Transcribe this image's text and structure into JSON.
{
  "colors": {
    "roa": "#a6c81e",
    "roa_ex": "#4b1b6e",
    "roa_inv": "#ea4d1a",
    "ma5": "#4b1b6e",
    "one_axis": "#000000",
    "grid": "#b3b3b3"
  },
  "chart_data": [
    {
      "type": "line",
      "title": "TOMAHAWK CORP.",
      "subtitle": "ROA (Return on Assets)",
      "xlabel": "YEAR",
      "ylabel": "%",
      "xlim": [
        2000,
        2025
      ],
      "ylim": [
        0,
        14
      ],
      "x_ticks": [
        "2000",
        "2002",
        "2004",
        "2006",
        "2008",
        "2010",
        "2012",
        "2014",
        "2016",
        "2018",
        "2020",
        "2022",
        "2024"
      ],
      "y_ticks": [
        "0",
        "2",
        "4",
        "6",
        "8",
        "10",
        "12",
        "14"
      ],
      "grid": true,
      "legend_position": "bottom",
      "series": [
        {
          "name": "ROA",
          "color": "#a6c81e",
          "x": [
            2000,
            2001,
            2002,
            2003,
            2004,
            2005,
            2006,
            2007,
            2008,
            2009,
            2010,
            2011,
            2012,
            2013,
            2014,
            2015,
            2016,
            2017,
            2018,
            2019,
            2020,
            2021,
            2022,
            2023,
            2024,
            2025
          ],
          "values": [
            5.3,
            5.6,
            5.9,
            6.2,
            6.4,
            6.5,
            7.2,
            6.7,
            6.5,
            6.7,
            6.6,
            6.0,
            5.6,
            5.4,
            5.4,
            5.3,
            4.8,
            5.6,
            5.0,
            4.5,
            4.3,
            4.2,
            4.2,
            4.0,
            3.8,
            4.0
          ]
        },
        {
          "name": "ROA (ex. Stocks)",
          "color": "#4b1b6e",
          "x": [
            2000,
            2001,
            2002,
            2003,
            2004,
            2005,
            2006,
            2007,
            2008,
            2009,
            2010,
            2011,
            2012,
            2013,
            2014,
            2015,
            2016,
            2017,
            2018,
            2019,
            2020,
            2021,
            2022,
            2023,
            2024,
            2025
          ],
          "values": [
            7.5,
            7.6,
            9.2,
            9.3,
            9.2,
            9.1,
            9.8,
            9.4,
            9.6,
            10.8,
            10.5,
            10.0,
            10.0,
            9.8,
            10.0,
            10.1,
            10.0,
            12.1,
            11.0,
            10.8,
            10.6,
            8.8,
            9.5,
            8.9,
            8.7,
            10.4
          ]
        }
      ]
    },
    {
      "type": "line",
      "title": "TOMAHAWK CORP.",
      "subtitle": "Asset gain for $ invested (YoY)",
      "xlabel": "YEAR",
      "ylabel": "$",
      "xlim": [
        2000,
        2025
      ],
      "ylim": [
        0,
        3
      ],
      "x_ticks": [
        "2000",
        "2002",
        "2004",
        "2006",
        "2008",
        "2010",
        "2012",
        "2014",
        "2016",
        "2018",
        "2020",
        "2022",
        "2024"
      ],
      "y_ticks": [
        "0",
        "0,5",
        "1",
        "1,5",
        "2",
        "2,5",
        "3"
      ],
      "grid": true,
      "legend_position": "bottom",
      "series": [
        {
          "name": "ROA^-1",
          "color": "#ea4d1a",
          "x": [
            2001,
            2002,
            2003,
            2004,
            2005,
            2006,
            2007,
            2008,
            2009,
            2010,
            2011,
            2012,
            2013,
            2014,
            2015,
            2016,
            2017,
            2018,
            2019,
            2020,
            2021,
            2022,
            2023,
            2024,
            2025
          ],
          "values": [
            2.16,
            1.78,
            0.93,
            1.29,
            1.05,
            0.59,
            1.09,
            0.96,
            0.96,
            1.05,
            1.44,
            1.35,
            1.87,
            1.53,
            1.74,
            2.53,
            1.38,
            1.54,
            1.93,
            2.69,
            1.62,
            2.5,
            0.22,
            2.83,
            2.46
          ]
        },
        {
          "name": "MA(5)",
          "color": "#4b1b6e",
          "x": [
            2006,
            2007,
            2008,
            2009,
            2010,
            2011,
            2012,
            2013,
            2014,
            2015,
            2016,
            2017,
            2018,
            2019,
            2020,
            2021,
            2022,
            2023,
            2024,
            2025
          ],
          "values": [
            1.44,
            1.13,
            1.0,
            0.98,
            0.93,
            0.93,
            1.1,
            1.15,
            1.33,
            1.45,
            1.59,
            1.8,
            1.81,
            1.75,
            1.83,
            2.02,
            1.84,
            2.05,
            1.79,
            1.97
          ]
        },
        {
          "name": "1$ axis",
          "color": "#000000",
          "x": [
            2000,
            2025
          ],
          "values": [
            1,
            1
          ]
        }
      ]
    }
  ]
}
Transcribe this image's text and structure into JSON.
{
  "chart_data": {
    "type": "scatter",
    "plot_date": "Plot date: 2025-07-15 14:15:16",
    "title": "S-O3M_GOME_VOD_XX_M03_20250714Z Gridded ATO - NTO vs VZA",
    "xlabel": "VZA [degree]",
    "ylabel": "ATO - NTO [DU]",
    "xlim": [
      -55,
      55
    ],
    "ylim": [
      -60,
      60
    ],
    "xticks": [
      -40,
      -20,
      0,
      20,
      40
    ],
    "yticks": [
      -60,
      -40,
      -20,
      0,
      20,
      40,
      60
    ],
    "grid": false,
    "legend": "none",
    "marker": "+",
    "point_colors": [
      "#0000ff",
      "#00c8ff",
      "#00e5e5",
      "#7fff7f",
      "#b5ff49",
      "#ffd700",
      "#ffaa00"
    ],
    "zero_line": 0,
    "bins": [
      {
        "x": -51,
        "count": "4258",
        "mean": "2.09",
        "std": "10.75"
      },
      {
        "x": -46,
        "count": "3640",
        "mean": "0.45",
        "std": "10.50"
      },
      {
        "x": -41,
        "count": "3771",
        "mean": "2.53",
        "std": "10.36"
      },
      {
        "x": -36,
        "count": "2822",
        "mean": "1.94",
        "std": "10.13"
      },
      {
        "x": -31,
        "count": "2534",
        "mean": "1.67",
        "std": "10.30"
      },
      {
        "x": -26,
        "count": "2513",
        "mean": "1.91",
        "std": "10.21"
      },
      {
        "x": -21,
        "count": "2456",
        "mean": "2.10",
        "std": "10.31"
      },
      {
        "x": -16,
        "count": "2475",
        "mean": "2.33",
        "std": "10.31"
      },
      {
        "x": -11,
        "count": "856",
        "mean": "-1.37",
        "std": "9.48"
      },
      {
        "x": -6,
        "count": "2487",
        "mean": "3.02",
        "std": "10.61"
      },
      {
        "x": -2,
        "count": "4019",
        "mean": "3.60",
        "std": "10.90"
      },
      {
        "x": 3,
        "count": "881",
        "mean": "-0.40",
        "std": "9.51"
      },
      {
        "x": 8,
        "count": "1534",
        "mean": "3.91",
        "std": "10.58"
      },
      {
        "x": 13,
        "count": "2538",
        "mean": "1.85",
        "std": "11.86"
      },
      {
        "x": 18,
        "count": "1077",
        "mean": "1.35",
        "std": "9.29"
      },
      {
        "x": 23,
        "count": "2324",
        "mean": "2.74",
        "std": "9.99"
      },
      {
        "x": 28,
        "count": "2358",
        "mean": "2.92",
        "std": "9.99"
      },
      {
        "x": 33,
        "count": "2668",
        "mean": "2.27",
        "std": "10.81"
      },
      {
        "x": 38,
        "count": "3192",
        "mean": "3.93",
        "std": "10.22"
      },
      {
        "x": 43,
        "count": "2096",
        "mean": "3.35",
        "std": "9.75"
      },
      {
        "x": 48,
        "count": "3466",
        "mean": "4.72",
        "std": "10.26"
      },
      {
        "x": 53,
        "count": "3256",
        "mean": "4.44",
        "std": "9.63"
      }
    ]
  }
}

++++++++

▶ Written request: The entries above should be repeated exactly, every one of them.

▶ Problem solution:
Transcribe this image's text and structure into JSON.
{
  "colors": {
    "roa": "#a6c81e",
    "roa_ex": "#4b1b6e",
    "roa_inv": "#ea4d1a",
    "ma5": "#4b1b6e",
    "one_axis": "#000000",
    "grid": "#b3b3b3"
  },
  "chart_data": [
    {
      "type": "line",
      "title": "TOMAHAWK CORP.",
      "subtitle": "ROA (Return on Assets)",
      "xlabel": "YEAR",
      "ylabel": "%",
      "xlim": [
        2000,
        2025
      ],
      "ylim": [
        0,
        14
      ],
      "x_ticks": [
        "2000",
        "2002",
        "2004",
        "2006",
        "2008",
        "2010",
        "2012",
        "2014",
        "2016",
        "2018",
        "2020",
        "2022",
        "2024"
      ],
      "y_ticks": [
        "0",
        "2",
        "4",
        "6",
        "8",
        "10",
        "12",
        "14"
      ],
      "grid": true,
      "legend_position": "bottom",
      "series": [
        {
          "name": "ROA",
          "color": "#a6c81e",
          "x": [
            2000,
            2001,
            2002,
            2003,
            2004,
            2005,
            2006,
            2007,
            2008,
            2009,
            2010,
            2011,
            2012,
            2013,
            2014,
            2015,
            2016,
            2017,
            2018,
            2019,
            2020,
            2021,
            2022,
            2023,
            2024,
            2025
          ],
          "values": [
            5.3,
            5.6,
            5.9,
            6.2,
            6.4,
            6.5,
            7.2,
            6.7,
            6.5,
            6.7,
            6.6,
            6.0,
            5.6,
            5.4,
            5.4,
            5.3,
            4.8,
            5.6,
            5.0,
            4.5,
            4.3,
            4.2,
            4.2,
            4.0,
            3.8,
            4.0
          ]
        },
        {
          "name": "ROA (ex. Stocks)",
          "color": "#4b1b6e",
          "x": [
            2000,
            2001,
            2002,
            2003,
            2004,
            2005,
            2006,
            2007,
            2008,
            2009,
            2010,
            2011,
            2012,
            2013,
            2014,
            2015,
            2016,
            2017,
            2018,
            2019,
            2020,
            2021,
            2022,
            2023,
            2024,
            2025
          ],
          "values": [
            7.5,
            7.6,
            9.2,
            9.3,
            9.2,
            9.1,
            9.8,
            9.4,
            9.6,
            10.8,
            10.5,
            10.0,
            10.0,
            9.8,
            10.0,
            10.1,
            10.0,
            12.1,
            11.0,
            10.8,
            10.6,
            8.8,
            9.5,
            8.9,
            8.7,
            10.4
          ]
        }
      ]
    },
    {
      "type": "line",
      "title": "TOMAHAWK CORP.",
      "subtitle": "Asset gain for $ invested (YoY)",
      "xlabel": "YEAR",
      "ylabel": "$",
      "xlim": [
        2000,
        2025
      ],
      "ylim": [
        0,
        3
      ],
      "x_ticks": [
        "2000",
        "2002",
        "2004",
        "2006",
        "2008",
        "2010",
        "2012",
        "2014",
        "2016",
        "2018",
        "2020",
        "2022",
        "2024"
      ],
      "y_ticks": [
        "0",
        "0,5",
        "1",
        "1,5",
        "2",
        "2,5",
        "3"
      ],
      "grid": true,
      "legend_position": "bottom",
      "series": [
        {
          "name": "ROA^-1",
          "color": "#ea4d1a",
          "x": [
            2001,
            2002,
            2003,
            2004,
            2005,
            2006,
            2007,
            2008,
            2009,
            2010,
            2011,
            2012,
            2013,
            2014,
            2015,
            2016,
            2017,
            2018,
            2019,
            2020,
            2021,
            2022,
            2023,
            2024,
            2025
          ],
          "values": [
            2.16,
            1.78,
            0.93,
            1.29,
            1.05,
            0.59,
            1.09,
            0.96,
            0.96,
            1.05,
            1.44,
            1.35,
            1.87,
            1.53,
            1.74,
            2.53,
            1.38,
            1.54,
            1.93,
            2.69,
            1.62,
            2.5,
            0.22,
            2.83,
            2.46
          ]
        },
        {
          "name": "MA(5)",
          "color": "#4b1b6e",
          "x": [
            2006,
            2007,
            2008,
            2009,
            2010,
            2011,
            2012,
            2013,
            2014,
            2015,
            2016,
            2017,
            2018,
            2019,
            2020,
            2021,
            2022,
            2023,
            2024,
            2025
          ],
          "values": [
            1.44,
            1.13,
            1.0,
            0.98,
            0.93,
            0.93,
            1.1,
            1.15,
            1.33,
            1.45,
            1.59,
            1.8,
            1.81,
            1.75,
            1.83,
            2.02,
            1.84,
            2.05,
            1.79,
            1.97
          ]
        },
        {
          "name": "1$ axis",
          "color": "#000000",
          "x": [
            2000,
            2025
          ],
          "values": [
            1,
            1
          ]
        }
      ]
    }
  ]
}
Transcribe this image's text and structure into JSON.
{
  "chart_data": {
    "type": "scatter",
    "plot_date": "Plot date: 2025-07-15 14:15:16",
    "title": "S-O3M_GOME_VOD_XX_M03_20250714Z Gridded ATO - NTO vs VZA",
    "xlabel": "VZA [degree]",
    "ylabel": "ATO - NTO [DU]",
    "xlim": [
      -55,
      55
    ],
    "ylim": [
      -60,
      60
    ],
    "xticks": [
      -40,
      -20,
      0,
      20,
      40
    ],
    "yticks": [
      -60,
      -40,
      -20,
      0,
      20,
      40,
      60
    ],
    "grid": false,
    "legend": "none",
    "marker": "+",
    "point_colors": [
      "#0000ff",
      "#00c8ff",
      "#00e5e5",
      "#7fff7f",
      "#b5ff49",
      "#ffd700",
      "#ffaa00"
    ],
    "zero_line": 0,
    "bins": [
      {
        "x": -51,
        "count": "4258",
        "mean": "2.09",
        "std": "10.75"
      },
      {
        "x": -46,
        "count": "3640",
        "mean": "0.45",
        "std": "10.50"
      },
      {
        "x": -41,
        "count": "3771",
        "mean": "2.53",
        "std": "10.36"
      },
      {
        "x": -36,
        "count": "2822",
        "mean": "1.94",
        "std": "10.13"
      },
      {
        "x": -31,
        "count": "2534",
        "mean": "1.67",
        "std": "10.30"
      },
      {
        "x": -26,
        "count": "2513",
        "mean": "1.91",
        "std": "10.21"
      },
      {
        "x": -21,
        "count": "2456",
        "mean": "2.10",
        "std": "10.31"
      },
      {
        "x": -16,
        "count": "2475",
        "mean": "2.33",
        "std": "10.31"
      },
      {
        "x": -11,
        "count": "856",
        "mean": "-1.37",
        "std": "9.48"
      },
      {
        "x": -6,
        "count": "2487",
        "mean": "3.02",
        "std": "10.61"
      },
      {
        "x": -2,
        "count": "4019",
        "mean": "3.60",
        "std": "10.90"
      },
      {
        "x": 3,
        "count": "881",
        "mean": "-0.40",
        "std": "9.51"
      },
      {
        "x": 8,
        "count": "1534",
        "mean": "3.91",
        "std": "10.58"
      },
      {
        "x": 13,
        "count": "2538",
        "mean": "1.85",
        "std": "11.86"
      },
      {
        "x": 18,
        "count": "1077",
        "mean": "1.35",
        "std": "9.29"
      },
      {
        "x": 23,
        "count": "2324",
        "mean": "2.74",
        "std": "9.99"
      },
      {
        "x": 28,
        "count": "2358",
        "mean": "2.92",
        "std": "9.99"
      },
      {
        "x": 33,
        "count": "2668",
        "mean": "2.27",
        "std": "10.81"
      },
      {
        "x": 38,
        "count": "3192",
        "mean": "3.93",
        "std": "10.22"
      },
      {
        "x": 43,
        "count": "2096",
        "mean": "3.35",
        "std": "9.75"
      },
      {
        "x": 48,
        "count": "3466",
        "mean": "4.72",
        "std": "10.26"
      },
      {
        "x": 53,
        "count": "3256",
        "mean": "4.44",
        "std": "9.63"
      }
    ]
  }
}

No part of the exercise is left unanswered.